■ DO THIS ■
Reproduce the items below word for word, leaving out the pictures.

--- start of SUPPLIED RECORDS ---

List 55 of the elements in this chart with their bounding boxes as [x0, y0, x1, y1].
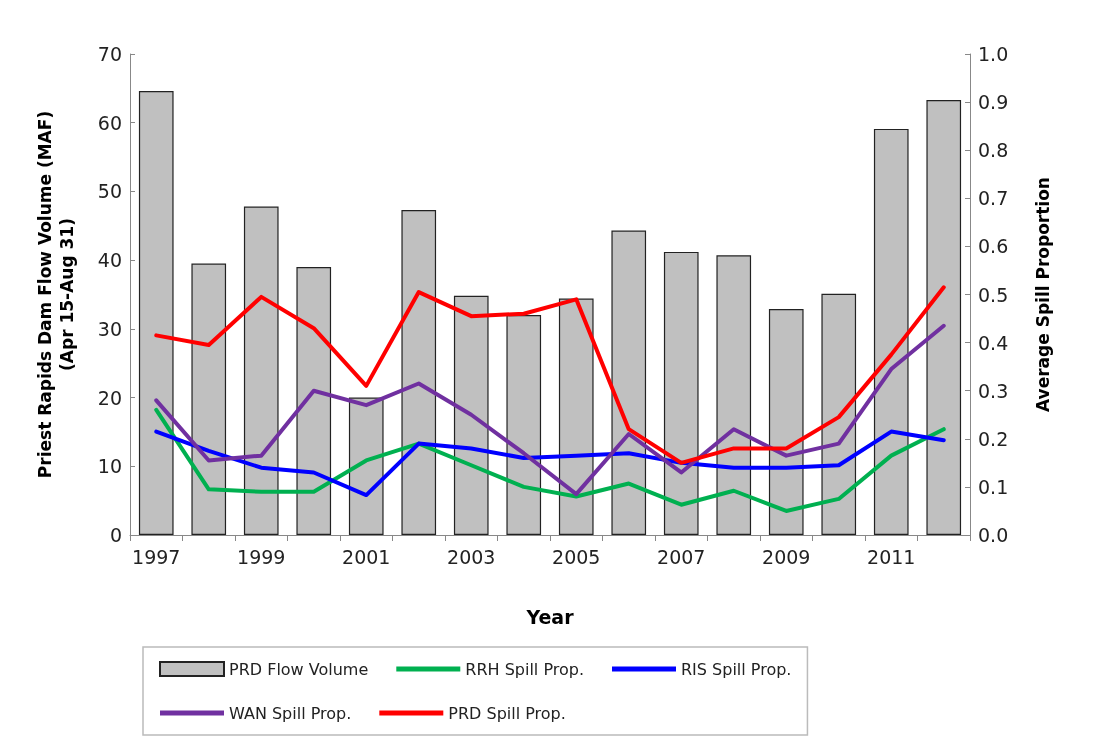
- x-tick-label: 2001: [342, 545, 391, 568]
- bar: [926, 100, 962, 535]
- x-tick-label: 2005: [552, 545, 601, 568]
- y2-tick-label: 0.3: [978, 379, 1009, 402]
- line-series: [154, 285, 946, 465]
- y2-tick-label: 0.0: [978, 524, 1009, 546]
- y2-tick-label: 0.7: [978, 187, 1009, 210]
- legend-label: PRD Flow Volume: [229, 659, 369, 679]
- x-tick-label: 1999: [237, 545, 286, 568]
- y2-axis-title: Average Spill Proportion: [1033, 177, 1053, 412]
- y2-tick-label: 0.4: [978, 331, 1009, 354]
- bar: [453, 295, 489, 535]
- y2-tick-label: 0.1: [978, 475, 1009, 498]
- y-axis-title: Priest Rapids Dam Flow Volume (MAF) (Apr 15-Aug 31): [35, 110, 77, 479]
- y-tick-label: 30: [97, 317, 122, 340]
- bar: [558, 298, 594, 535]
- bar: [191, 263, 227, 535]
- y2-tick-label: 0.6: [978, 235, 1009, 258]
- y2-tick-label: 0.2: [978, 427, 1009, 450]
- y-tick-label: 10: [97, 455, 122, 478]
- bar: [296, 267, 332, 535]
- legend-label: RIS Spill Prop.: [681, 659, 792, 679]
- x-axis-title: Year: [525, 605, 575, 628]
- y-tick-label: 20: [97, 386, 122, 409]
- bar: [243, 206, 279, 535]
- x-tick-label: 1997: [132, 545, 181, 568]
- bar: [506, 315, 542, 535]
- y2-tick-label: 0.8: [978, 139, 1009, 162]
- bar: [348, 397, 384, 535]
- legend-label: RRH Spill Prop.: [465, 659, 585, 679]
- legend-label: PRD Spill Prop.: [448, 703, 566, 723]
- line-series: [154, 323, 946, 497]
- y-tick-label: 40: [97, 249, 122, 272]
- bar: [768, 308, 804, 535]
- line-series: [154, 429, 946, 498]
- y2-tick-label: 0.9: [978, 91, 1009, 114]
- y-tick-label: 70: [97, 43, 122, 65]
- bar: [716, 255, 752, 535]
- y-tick-label: 60: [97, 111, 122, 134]
- y-tick-label: 50: [97, 180, 122, 203]
- x-tick-label: 2007: [657, 545, 706, 568]
- bar: [663, 251, 699, 535]
- bar: [138, 91, 174, 535]
- bar: [821, 293, 857, 535]
- y-tick-label: 0: [109, 524, 122, 546]
- x-tick-label: 2003: [447, 545, 496, 568]
- y2-tick-label: 0.5: [978, 283, 1009, 306]
- legend-label: WAN Spill Prop.: [229, 703, 352, 723]
- x-tick-label: 2011: [867, 545, 916, 568]
- bar: [873, 128, 909, 535]
- x-tick-label: 2009: [762, 545, 811, 568]
- bar: [611, 230, 647, 535]
- bar: [401, 209, 437, 535]
- y2-tick-label: 1.0: [978, 43, 1009, 65]
- line-series: [154, 407, 946, 513]
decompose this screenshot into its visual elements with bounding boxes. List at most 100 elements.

--- end of SUPPLIED RECORDS ---

■ RESULT BELOW ■
List 55 of the elements in this chart with their bounding boxes as [x0, y0, x1, y1].
- x-tick-label: 2001: [342, 545, 391, 568]
- bar: [926, 100, 962, 535]
- x-tick-label: 2005: [552, 545, 601, 568]
- y2-tick-label: 0.3: [978, 379, 1009, 402]
- line-series: [154, 285, 946, 465]
- y2-tick-label: 0.0: [978, 524, 1009, 546]
- y2-tick-label: 0.7: [978, 187, 1009, 210]
- legend-label: PRD Flow Volume: [229, 659, 369, 679]
- x-tick-label: 1999: [237, 545, 286, 568]
- y2-axis-title: Average Spill Proportion: [1033, 177, 1053, 412]
- y2-tick-label: 0.4: [978, 331, 1009, 354]
- bar: [453, 295, 489, 535]
- y2-tick-label: 0.1: [978, 475, 1009, 498]
- y-axis-title: Priest Rapids Dam Flow Volume (MAF) (Apr 15-Aug 31): [35, 110, 77, 479]
- y-tick-label: 30: [97, 317, 122, 340]
- bar: [558, 298, 594, 535]
- bar: [191, 263, 227, 535]
- y2-tick-label: 0.6: [978, 235, 1009, 258]
- y2-tick-label: 0.2: [978, 427, 1009, 450]
- y-tick-label: 10: [97, 455, 122, 478]
- bar: [296, 267, 332, 535]
- legend-label: RIS Spill Prop.: [681, 659, 792, 679]
- x-axis-title: Year: [525, 605, 575, 628]
- y-tick-label: 20: [97, 386, 122, 409]
- bar: [243, 206, 279, 535]
- x-tick-label: 1997: [132, 545, 181, 568]
- bar: [506, 315, 542, 535]
- y2-tick-label: 0.8: [978, 139, 1009, 162]
- bar: [348, 397, 384, 535]
- legend-label: RRH Spill Prop.: [465, 659, 585, 679]
- legend-label: PRD Spill Prop.: [448, 703, 566, 723]
- line-series: [154, 323, 946, 497]
- y-tick-label: 40: [97, 249, 122, 272]
- bar: [768, 308, 804, 535]
- line-series: [154, 429, 946, 498]
- y2-tick-label: 0.9: [978, 91, 1009, 114]
- y-tick-label: 70: [97, 43, 122, 65]
- bar: [716, 255, 752, 535]
- y-tick-label: 60: [97, 111, 122, 134]
- y-tick-label: 50: [97, 180, 122, 203]
- x-tick-label: 2007: [657, 545, 706, 568]
- bar: [663, 251, 699, 535]
- bar: [138, 91, 174, 535]
- bar: [821, 293, 857, 535]
- y-tick-label: 0: [109, 524, 122, 546]
- x-tick-label: 2003: [447, 545, 496, 568]
- y2-tick-label: 0.5: [978, 283, 1009, 306]
- legend-label: WAN Spill Prop.: [229, 703, 352, 723]
- x-tick-label: 2011: [867, 545, 916, 568]
- bar: [873, 128, 909, 535]
- x-tick-label: 2009: [762, 545, 811, 568]
- bar: [611, 230, 647, 535]
- bar: [401, 209, 437, 535]
- y2-tick-label: 1.0: [978, 43, 1009, 65]
- line-series: [154, 407, 946, 513]
decompose this screenshot into its visual elements with bounding boxes. List at most 100 elements.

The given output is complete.